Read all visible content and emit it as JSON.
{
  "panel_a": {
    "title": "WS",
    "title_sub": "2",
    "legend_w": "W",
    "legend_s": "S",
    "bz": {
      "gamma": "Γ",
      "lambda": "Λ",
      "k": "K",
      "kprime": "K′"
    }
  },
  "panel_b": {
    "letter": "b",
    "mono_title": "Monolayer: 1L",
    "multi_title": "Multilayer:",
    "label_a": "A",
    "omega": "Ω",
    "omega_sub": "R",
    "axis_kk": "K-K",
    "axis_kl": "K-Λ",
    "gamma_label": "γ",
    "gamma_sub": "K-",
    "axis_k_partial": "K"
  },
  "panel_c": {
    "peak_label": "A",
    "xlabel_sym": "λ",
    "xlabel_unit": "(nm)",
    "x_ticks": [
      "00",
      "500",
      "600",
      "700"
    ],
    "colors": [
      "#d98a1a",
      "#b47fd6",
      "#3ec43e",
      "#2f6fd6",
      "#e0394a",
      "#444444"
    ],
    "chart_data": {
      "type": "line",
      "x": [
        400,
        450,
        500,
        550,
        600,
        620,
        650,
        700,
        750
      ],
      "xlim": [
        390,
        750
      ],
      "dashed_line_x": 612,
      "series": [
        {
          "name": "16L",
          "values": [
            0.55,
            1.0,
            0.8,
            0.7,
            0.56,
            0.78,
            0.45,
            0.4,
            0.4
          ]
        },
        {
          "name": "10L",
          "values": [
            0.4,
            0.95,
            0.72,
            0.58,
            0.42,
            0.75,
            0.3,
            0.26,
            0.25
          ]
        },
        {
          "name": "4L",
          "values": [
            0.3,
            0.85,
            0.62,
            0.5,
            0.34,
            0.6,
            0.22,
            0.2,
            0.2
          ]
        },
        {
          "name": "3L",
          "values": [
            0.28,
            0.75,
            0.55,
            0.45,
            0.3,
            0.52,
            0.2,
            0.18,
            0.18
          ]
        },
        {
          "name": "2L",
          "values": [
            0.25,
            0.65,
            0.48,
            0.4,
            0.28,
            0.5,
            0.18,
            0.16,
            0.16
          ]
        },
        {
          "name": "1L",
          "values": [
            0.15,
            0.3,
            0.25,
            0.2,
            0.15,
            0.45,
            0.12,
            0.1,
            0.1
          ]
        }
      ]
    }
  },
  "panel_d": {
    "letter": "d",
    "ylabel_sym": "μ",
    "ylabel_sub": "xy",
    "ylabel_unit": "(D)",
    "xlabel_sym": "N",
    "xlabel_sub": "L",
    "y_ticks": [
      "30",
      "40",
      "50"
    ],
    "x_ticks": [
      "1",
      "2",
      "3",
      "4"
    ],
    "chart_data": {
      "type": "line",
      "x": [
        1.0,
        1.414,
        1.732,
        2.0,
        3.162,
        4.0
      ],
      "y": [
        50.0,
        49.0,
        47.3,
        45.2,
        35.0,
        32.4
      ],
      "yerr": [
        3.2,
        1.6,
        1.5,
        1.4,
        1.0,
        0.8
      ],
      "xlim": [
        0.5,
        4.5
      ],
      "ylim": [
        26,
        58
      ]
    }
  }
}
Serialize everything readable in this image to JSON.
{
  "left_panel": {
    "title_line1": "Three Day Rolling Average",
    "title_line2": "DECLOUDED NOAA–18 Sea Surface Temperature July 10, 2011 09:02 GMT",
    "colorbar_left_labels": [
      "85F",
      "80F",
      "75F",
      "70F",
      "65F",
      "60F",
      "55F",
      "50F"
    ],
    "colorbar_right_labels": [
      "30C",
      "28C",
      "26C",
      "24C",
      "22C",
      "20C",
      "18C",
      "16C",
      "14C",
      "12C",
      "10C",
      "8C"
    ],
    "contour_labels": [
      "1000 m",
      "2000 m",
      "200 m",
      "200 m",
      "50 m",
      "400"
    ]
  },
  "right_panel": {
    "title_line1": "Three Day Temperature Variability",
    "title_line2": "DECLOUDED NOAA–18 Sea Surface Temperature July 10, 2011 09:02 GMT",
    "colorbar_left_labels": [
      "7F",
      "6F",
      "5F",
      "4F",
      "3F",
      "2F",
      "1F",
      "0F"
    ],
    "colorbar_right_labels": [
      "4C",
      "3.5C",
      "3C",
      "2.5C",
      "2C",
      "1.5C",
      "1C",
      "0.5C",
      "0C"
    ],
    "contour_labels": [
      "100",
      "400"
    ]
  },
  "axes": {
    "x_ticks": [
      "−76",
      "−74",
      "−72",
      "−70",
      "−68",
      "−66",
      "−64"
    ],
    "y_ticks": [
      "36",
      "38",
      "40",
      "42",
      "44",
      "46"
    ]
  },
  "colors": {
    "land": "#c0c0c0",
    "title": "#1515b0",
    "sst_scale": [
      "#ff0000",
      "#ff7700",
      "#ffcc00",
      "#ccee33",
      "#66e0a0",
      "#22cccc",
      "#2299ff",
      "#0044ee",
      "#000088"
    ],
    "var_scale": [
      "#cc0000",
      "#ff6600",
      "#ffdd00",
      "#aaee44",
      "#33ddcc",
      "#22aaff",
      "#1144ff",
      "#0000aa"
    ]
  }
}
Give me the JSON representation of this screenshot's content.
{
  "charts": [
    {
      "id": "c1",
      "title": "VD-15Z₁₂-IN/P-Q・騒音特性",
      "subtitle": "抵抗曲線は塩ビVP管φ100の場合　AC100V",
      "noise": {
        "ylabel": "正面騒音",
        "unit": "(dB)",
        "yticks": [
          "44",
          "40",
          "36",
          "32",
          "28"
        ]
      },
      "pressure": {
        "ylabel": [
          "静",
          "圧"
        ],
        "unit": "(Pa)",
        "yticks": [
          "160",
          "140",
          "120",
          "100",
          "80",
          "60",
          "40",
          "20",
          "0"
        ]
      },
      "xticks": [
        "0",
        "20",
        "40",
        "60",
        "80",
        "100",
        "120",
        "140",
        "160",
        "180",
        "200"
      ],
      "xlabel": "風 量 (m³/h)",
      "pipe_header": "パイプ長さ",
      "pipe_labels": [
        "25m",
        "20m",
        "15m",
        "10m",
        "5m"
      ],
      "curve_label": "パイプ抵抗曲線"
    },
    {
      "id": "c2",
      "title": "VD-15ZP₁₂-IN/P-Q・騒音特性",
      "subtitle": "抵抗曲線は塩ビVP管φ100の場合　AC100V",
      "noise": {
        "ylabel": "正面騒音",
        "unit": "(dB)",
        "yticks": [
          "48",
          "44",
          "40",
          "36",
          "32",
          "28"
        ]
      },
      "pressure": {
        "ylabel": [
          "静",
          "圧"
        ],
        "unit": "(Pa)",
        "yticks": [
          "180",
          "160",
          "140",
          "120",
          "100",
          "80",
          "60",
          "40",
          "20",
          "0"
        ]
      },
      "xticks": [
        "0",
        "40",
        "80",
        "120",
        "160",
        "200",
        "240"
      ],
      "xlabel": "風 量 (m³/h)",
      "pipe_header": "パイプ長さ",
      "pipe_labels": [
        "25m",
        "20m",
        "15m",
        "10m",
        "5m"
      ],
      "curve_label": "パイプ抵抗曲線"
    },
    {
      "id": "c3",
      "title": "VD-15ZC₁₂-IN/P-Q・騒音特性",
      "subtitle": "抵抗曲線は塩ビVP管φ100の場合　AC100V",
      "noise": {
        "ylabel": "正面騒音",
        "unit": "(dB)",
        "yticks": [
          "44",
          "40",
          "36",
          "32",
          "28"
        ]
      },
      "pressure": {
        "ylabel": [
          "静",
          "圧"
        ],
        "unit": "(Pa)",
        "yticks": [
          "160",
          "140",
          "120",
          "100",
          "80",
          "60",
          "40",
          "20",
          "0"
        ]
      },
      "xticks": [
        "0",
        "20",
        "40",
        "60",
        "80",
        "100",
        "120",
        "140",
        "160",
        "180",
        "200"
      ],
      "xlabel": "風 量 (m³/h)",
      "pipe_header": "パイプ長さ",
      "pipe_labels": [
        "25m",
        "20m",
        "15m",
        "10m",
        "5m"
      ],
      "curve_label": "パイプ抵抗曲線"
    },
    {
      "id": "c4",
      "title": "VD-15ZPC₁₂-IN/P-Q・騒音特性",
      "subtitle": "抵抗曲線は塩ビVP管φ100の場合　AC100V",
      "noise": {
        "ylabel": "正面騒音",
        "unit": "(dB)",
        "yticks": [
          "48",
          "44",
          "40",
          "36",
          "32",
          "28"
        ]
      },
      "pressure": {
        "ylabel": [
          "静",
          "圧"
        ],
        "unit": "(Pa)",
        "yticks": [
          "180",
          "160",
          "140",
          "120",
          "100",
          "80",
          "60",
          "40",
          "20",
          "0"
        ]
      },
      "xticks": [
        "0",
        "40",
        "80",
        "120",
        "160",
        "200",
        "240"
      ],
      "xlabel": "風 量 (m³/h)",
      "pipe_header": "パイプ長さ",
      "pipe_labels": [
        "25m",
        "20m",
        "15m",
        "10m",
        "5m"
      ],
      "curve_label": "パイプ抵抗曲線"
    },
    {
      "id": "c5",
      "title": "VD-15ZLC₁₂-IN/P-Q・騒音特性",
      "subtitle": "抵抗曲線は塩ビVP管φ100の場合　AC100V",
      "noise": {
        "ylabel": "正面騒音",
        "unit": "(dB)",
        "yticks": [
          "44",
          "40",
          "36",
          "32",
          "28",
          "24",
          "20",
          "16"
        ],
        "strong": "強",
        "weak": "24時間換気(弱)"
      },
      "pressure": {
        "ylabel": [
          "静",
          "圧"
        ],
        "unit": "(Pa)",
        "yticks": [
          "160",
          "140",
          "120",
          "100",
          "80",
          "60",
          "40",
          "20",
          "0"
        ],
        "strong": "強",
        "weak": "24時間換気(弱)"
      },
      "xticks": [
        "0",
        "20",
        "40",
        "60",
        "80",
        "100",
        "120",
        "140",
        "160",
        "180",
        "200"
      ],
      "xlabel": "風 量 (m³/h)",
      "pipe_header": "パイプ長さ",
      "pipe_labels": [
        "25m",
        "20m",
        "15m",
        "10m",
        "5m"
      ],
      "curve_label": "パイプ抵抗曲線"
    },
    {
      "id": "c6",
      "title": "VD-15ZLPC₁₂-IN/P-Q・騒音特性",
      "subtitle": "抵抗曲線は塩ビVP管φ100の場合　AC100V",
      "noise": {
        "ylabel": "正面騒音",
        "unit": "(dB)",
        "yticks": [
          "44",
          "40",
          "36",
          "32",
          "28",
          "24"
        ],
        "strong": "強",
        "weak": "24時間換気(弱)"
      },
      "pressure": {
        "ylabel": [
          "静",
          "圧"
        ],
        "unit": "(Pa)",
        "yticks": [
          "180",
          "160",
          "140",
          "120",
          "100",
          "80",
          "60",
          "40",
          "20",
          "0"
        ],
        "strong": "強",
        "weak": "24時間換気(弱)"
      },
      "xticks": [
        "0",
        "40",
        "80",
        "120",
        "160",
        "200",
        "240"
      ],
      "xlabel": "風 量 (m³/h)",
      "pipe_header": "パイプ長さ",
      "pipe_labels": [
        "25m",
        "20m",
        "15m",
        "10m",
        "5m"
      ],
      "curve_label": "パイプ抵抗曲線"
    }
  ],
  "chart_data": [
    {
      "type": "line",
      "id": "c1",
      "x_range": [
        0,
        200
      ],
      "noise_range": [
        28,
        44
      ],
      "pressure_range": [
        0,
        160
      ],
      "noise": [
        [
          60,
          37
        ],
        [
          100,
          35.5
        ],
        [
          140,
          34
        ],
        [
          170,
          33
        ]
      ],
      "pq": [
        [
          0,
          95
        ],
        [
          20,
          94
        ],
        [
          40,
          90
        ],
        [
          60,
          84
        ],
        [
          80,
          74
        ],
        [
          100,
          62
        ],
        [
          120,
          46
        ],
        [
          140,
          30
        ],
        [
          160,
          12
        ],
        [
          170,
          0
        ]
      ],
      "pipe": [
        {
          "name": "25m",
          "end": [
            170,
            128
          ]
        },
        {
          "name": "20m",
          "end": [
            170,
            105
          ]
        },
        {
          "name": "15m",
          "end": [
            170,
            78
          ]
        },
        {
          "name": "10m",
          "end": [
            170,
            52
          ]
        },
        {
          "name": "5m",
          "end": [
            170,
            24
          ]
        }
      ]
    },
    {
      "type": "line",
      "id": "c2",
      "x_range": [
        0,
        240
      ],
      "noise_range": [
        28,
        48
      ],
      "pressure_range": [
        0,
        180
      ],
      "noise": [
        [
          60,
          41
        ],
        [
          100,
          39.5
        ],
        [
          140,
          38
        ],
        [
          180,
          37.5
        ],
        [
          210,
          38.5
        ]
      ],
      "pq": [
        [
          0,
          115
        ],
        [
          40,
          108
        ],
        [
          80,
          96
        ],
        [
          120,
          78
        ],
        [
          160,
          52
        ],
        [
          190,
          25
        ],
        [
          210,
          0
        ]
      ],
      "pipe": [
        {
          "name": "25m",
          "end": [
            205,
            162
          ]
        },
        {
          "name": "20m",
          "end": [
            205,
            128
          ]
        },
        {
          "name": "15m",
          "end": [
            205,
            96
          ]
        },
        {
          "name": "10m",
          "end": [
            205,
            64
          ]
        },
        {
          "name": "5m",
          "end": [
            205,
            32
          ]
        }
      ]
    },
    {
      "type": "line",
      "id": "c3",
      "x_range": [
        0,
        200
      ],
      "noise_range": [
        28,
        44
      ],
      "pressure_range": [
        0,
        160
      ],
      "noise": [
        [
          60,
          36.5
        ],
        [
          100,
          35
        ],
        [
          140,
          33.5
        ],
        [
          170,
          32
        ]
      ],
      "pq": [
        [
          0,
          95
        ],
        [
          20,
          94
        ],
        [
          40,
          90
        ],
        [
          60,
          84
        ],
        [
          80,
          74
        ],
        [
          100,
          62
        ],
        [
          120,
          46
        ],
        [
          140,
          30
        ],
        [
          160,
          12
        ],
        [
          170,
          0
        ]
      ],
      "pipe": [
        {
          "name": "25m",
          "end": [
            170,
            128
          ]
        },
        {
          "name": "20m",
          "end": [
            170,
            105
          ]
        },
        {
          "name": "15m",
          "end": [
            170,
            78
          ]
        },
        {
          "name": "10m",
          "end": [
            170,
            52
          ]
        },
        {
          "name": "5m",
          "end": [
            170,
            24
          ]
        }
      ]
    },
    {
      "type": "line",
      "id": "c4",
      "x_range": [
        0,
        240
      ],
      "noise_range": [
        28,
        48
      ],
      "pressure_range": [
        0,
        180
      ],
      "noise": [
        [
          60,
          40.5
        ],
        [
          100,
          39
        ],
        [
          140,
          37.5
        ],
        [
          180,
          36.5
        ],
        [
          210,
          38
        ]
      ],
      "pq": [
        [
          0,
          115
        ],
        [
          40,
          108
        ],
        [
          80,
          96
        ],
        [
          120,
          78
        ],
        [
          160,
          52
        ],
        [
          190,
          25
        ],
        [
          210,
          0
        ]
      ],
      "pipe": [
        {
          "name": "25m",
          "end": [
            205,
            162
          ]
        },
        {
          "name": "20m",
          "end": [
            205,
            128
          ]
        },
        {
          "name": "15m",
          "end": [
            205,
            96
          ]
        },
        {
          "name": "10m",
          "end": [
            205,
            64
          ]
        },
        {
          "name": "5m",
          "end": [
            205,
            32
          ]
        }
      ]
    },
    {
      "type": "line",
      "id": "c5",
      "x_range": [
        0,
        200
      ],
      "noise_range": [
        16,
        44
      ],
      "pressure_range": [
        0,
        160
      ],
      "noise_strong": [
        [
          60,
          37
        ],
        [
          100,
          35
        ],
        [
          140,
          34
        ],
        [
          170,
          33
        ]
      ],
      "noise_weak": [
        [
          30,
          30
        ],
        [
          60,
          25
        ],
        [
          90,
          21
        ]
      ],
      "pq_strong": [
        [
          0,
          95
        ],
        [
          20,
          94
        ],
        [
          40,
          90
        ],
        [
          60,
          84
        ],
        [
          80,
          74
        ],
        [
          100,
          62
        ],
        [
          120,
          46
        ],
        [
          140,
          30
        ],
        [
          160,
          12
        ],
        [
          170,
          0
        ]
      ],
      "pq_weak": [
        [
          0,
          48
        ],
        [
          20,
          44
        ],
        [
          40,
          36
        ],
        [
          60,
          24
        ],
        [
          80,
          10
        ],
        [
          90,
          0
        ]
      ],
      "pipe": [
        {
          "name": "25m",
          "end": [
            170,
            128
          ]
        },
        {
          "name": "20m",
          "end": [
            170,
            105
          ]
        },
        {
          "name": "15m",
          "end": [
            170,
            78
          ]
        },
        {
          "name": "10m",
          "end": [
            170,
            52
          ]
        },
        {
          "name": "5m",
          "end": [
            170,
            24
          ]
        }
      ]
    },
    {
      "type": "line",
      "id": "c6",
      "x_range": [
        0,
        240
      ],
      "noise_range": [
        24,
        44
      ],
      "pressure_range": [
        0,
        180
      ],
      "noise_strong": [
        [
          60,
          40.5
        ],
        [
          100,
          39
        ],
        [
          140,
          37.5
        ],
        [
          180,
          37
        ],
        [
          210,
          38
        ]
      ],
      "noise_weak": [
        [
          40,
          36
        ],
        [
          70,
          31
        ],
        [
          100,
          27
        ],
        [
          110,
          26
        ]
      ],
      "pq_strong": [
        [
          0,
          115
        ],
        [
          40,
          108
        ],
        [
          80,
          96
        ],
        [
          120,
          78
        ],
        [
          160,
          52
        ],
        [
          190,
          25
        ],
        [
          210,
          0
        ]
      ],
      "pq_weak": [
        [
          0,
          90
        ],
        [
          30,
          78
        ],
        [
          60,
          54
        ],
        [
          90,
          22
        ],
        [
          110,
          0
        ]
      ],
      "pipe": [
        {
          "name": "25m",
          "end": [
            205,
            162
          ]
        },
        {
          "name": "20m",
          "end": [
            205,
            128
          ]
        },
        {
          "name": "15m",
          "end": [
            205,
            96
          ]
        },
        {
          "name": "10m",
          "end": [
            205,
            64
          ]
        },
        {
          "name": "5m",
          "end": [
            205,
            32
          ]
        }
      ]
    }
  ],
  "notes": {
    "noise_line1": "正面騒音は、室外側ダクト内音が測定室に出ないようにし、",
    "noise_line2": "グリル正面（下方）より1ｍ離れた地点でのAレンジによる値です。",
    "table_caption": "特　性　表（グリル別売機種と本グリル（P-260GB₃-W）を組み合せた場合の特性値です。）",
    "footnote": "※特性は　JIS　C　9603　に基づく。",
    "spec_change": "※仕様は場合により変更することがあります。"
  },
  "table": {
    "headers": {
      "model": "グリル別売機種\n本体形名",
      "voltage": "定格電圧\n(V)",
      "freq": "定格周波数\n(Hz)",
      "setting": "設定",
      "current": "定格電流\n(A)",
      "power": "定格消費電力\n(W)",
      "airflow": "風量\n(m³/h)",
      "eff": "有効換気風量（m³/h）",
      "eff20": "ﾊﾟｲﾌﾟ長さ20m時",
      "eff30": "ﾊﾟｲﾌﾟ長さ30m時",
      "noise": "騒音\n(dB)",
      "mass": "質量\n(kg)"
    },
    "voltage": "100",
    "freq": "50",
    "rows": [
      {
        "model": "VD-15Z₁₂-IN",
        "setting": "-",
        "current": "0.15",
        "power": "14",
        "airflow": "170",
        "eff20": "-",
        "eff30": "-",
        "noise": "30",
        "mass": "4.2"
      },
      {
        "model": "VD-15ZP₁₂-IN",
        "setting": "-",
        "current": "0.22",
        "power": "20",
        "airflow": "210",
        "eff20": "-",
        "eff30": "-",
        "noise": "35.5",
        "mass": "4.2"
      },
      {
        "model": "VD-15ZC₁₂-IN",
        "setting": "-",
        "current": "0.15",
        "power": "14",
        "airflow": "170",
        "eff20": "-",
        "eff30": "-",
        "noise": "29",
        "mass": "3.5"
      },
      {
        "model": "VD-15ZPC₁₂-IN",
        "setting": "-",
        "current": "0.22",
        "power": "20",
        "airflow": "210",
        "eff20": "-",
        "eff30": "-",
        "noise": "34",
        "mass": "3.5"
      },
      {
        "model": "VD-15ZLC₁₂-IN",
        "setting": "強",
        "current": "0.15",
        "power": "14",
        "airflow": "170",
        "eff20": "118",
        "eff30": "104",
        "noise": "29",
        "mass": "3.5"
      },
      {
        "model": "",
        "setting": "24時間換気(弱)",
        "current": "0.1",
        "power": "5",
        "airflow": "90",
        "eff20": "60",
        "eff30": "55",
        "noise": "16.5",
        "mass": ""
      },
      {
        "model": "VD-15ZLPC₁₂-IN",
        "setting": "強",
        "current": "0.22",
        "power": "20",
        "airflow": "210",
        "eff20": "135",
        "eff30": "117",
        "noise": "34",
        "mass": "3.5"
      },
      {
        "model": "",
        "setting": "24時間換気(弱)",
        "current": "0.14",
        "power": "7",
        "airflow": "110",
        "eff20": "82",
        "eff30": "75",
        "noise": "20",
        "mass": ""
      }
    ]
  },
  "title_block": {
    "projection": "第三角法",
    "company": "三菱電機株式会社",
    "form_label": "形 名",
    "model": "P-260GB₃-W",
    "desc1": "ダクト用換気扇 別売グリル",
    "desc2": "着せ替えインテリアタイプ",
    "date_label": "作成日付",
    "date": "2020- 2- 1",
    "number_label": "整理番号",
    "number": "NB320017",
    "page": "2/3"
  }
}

==========

◆ **Exercise goal**:
Every line above that contains the word "騒音特性" should be reported.

◆ **Answer to the exercise**:
      "title": "VD-15Z₁₂-IN/P-Q・騒音特性",
      "title": "VD-15ZP₁₂-IN/P-Q・騒音特性",
      "title": "VD-15ZC₁₂-IN/P-Q・騒音特性",
      "title": "VD-15ZPC₁₂-IN/P-Q・騒音特性",
      "title": "VD-15ZLC₁₂-IN/P-Q・騒音特性",
      "title": "VD-15ZLPC₁₂-IN/P-Q・騒音特性",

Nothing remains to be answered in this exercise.